SHORT TASK => Output all records precisely as written.

** start of STORED DATA **

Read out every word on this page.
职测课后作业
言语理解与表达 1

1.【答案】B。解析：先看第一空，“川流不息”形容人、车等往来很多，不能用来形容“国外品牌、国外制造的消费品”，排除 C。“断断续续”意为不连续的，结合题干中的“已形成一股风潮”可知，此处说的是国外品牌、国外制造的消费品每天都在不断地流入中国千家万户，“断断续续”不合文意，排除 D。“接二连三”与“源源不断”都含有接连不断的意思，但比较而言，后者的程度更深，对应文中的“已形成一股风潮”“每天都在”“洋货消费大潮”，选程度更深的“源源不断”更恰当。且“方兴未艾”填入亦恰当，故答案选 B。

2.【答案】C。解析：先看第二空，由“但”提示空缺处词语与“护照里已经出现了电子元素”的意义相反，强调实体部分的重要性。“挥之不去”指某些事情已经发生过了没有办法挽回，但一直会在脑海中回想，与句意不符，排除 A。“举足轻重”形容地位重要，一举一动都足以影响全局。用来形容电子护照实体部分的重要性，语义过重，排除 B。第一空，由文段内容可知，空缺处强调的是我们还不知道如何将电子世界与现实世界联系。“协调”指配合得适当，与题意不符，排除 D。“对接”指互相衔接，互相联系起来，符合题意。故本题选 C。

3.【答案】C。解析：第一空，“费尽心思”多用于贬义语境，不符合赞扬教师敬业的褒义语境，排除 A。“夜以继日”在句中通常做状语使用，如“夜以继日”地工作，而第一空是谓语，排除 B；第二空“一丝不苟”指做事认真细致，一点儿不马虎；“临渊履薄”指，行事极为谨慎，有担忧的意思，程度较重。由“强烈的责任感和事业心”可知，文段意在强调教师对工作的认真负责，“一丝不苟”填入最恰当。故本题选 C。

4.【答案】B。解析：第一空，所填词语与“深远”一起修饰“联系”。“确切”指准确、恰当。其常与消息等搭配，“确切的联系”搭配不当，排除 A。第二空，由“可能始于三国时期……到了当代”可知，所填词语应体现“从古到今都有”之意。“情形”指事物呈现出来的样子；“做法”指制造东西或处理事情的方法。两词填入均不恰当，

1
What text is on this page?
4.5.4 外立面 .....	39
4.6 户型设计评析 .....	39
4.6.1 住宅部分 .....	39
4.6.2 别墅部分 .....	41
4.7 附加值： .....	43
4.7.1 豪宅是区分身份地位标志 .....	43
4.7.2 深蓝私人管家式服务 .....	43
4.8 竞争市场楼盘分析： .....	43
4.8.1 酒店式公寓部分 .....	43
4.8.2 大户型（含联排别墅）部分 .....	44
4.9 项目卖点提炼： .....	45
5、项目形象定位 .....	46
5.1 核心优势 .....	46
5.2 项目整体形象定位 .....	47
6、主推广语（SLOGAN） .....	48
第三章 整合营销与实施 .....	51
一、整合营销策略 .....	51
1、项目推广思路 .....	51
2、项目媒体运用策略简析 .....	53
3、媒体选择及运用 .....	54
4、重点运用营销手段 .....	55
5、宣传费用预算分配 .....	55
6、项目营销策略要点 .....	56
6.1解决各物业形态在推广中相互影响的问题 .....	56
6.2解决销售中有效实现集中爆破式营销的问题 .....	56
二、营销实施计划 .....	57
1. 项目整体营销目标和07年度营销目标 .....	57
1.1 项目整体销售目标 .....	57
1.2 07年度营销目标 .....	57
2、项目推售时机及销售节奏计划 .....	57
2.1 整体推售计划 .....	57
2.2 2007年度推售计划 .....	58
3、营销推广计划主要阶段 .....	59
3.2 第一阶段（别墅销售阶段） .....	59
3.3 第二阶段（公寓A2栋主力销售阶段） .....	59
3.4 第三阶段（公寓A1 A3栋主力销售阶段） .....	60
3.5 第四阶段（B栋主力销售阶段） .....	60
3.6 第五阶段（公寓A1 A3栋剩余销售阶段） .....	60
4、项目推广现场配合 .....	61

** end of STORED DATA **

RESPONSE BELOW =>
Read out every word on this page.
职测课后作业
言语理解与表达 1

1.【答案】B。解析：先看第一空，“川流不息”形容人、车等往来很多，不能用来形容“国外品牌、国外制造的消费品”，排除 C。“断断续续”意为不连续的，结合题干中的“已形成一股风潮”可知，此处说的是国外品牌、国外制造的消费品每天都在不断地流入中国千家万户，“断断续续”不合文意，排除 D。“接二连三”与“源源不断”都含有接连不断的意思，但比较而言，后者的程度更深，对应文中的“已形成一股风潮”“每天都在”“洋货消费大潮”，选程度更深的“源源不断”更恰当。且“方兴未艾”填入亦恰当，故答案选 B。

2.【答案】C。解析：先看第二空，由“但”提示空缺处词语与“护照里已经出现了电子元素”的意义相反，强调实体部分的重要性。“挥之不去”指某些事情已经发生过了没有办法挽回，但一直会在脑海中回想，与句意不符，排除 A。“举足轻重”形容地位重要，一举一动都足以影响全局。用来形容电子护照实体部分的重要性，语义过重，排除 B。第一空，由文段内容可知，空缺处强调的是我们还不知道如何将电子世界与现实世界联系。“协调”指配合得适当，与题意不符，排除 D。“对接”指互相衔接，互相联系起来，符合题意。故本题选 C。

3.【答案】C。解析：第一空，“费尽心思”多用于贬义语境，不符合赞扬教师敬业的褒义语境，排除 A。“夜以继日”在句中通常做状语使用，如“夜以继日”地工作，而第一空是谓语，排除 B；第二空“一丝不苟”指做事认真细致，一点儿不马虎；“临渊履薄”指，行事极为谨慎，有担忧的意思，程度较重。由“强烈的责任感和事业心”可知，文段意在强调教师对工作的认真负责，“一丝不苟”填入最恰当。故本题选 C。

4.【答案】B。解析：第一空，所填词语与“深远”一起修饰“联系”。“确切”指准确、恰当。其常与消息等搭配，“确切的联系”搭配不当，排除 A。第二空，由“可能始于三国时期……到了当代”可知，所填词语应体现“从古到今都有”之意。“情形”指事物呈现出来的样子；“做法”指制造东西或处理事情的方法。两词填入均不恰当，

1
What text is on this page?
4.5.4 外立面 .....	39
4.6 户型设计评析 .....	39
4.6.1 住宅部分 .....	39
4.6.2 别墅部分 .....	41
4.7 附加值： .....	43
4.7.1 豪宅是区分身份地位标志 .....	43
4.7.2 深蓝私人管家式服务 .....	43
4.8 竞争市场楼盘分析： .....	43
4.8.1 酒店式公寓部分 .....	43
4.8.2 大户型（含联排别墅）部分 .....	44
4.9 项目卖点提炼： .....	45
5、项目形象定位 .....	46
5.1 核心优势 .....	46
5.2 项目整体形象定位 .....	47
6、主推广语（SLOGAN） .....	48
第三章 整合营销与实施 .....	51
一、整合营销策略 .....	51
1、项目推广思路 .....	51
2、项目媒体运用策略简析 .....	53
3、媒体选择及运用 .....	54
4、重点运用营销手段 .....	55
5、宣传费用预算分配 .....	55
6、项目营销策略要点 .....	56
6.1解决各物业形态在推广中相互影响的问题 .....	56
6.2解决销售中有效实现集中爆破式营销的问题 .....	56
二、营销实施计划 .....	57
1. 项目整体营销目标和07年度营销目标 .....	57
1.1 项目整体销售目标 .....	57
1.2 07年度营销目标 .....	57
2、项目推售时机及销售节奏计划 .....	57
2.1 整体推售计划 .....	57
2.2 2007年度推售计划 .....	58
3、营销推广计划主要阶段 .....	59
3.2 第一阶段（别墅销售阶段） .....	59
3.3 第二阶段（公寓A2栋主力销售阶段） .....	59
3.4 第三阶段（公寓A1 A3栋主力销售阶段） .....	60
3.5 第四阶段（B栋主力销售阶段） .....	60
3.6 第五阶段（公寓A1 A3栋剩余销售阶段） .....	60
4、项目推广现场配合 .....	61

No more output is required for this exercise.